• PROMPT:
How many of these lines hold the string "доверительном"? Answer with the number only.
## begin DATASET CONTENT
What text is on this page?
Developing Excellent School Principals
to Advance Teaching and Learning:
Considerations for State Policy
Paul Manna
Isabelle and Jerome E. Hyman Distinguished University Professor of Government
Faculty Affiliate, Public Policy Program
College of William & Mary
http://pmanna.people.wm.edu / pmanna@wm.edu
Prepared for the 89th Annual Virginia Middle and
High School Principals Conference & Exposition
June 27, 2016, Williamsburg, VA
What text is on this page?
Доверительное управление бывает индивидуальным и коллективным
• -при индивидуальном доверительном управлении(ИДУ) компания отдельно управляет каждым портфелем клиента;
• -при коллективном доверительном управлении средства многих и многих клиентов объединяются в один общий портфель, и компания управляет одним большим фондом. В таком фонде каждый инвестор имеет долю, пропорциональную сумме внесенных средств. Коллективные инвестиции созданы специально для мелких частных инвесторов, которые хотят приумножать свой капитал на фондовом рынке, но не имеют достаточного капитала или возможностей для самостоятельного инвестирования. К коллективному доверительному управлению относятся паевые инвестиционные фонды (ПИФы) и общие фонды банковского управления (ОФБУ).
## end DATASET CONTENT
• ANSWER TO THE PROBLEM:
2